§ PROVIDED MATERIAL:
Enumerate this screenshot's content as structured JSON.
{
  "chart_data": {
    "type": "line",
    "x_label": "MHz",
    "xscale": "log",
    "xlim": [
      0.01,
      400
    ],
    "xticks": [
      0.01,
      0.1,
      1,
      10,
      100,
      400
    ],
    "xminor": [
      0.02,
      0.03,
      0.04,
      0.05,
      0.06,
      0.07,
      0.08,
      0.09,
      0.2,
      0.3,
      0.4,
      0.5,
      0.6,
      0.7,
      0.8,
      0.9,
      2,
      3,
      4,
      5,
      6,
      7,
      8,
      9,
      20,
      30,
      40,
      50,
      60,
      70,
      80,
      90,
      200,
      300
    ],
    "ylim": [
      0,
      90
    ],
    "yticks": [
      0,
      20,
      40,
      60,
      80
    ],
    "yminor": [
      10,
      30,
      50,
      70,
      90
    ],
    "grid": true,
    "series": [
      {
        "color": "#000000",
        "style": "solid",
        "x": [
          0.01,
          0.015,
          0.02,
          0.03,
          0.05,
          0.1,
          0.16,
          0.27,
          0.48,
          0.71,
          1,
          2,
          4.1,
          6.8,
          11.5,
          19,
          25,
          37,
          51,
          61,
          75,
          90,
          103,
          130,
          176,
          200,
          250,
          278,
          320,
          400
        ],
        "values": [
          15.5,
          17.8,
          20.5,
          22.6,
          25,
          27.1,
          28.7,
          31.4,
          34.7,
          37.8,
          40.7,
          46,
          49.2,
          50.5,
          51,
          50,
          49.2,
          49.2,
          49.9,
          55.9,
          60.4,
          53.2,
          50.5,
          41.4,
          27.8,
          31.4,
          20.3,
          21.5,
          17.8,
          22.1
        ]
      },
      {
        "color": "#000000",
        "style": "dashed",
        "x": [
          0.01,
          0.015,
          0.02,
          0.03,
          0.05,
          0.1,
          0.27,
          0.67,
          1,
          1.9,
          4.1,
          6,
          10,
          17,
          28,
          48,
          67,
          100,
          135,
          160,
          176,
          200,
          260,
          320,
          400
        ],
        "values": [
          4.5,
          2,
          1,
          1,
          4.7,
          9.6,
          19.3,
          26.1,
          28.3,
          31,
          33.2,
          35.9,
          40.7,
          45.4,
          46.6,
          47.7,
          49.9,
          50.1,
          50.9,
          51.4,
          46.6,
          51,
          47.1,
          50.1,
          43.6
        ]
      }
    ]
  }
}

§ STATED GOAL:
The records above are to be repeated exactly, in their entirety.

§ EXERCISE SOLUTION:
Enumerate this screenshot's content as structured JSON.
{
  "chart_data": {
    "type": "line",
    "x_label": "MHz",
    "xscale": "log",
    "xlim": [
      0.01,
      400
    ],
    "xticks": [
      0.01,
      0.1,
      1,
      10,
      100,
      400
    ],
    "xminor": [
      0.02,
      0.03,
      0.04,
      0.05,
      0.06,
      0.07,
      0.08,
      0.09,
      0.2,
      0.3,
      0.4,
      0.5,
      0.6,
      0.7,
      0.8,
      0.9,
      2,
      3,
      4,
      5,
      6,
      7,
      8,
      9,
      20,
      30,
      40,
      50,
      60,
      70,
      80,
      90,
      200,
      300
    ],
    "ylim": [
      0,
      90
    ],
    "yticks": [
      0,
      20,
      40,
      60,
      80
    ],
    "yminor": [
      10,
      30,
      50,
      70,
      90
    ],
    "grid": true,
    "series": [
      {
        "color": "#000000",
        "style": "solid",
        "x": [
          0.01,
          0.015,
          0.02,
          0.03,
          0.05,
          0.1,
          0.16,
          0.27,
          0.48,
          0.71,
          1,
          2,
          4.1,
          6.8,
          11.5,
          19,
          25,
          37,
          51,
          61,
          75,
          90,
          103,
          130,
          176,
          200,
          250,
          278,
          320,
          400
        ],
        "values": [
          15.5,
          17.8,
          20.5,
          22.6,
          25,
          27.1,
          28.7,
          31.4,
          34.7,
          37.8,
          40.7,
          46,
          49.2,
          50.5,
          51,
          50,
          49.2,
          49.2,
          49.9,
          55.9,
          60.4,
          53.2,
          50.5,
          41.4,
          27.8,
          31.4,
          20.3,
          21.5,
          17.8,
          22.1
        ]
      },
      {
        "color": "#000000",
        "style": "dashed",
        "x": [
          0.01,
          0.015,
          0.02,
          0.03,
          0.05,
          0.1,
          0.27,
          0.67,
          1,
          1.9,
          4.1,
          6,
          10,
          17,
          28,
          48,
          67,
          100,
          135,
          160,
          176,
          200,
          260,
          320,
          400
        ],
        "values": [
          4.5,
          2,
          1,
          1,
          4.7,
          9.6,
          19.3,
          26.1,
          28.3,
          31,
          33.2,
          35.9,
          40.7,
          45.4,
          46.6,
          47.7,
          49.9,
          50.1,
          50.9,
          51.4,
          46.6,
          51,
          47.1,
          50.1,
          43.6
        ]
      }
    ]
  }
}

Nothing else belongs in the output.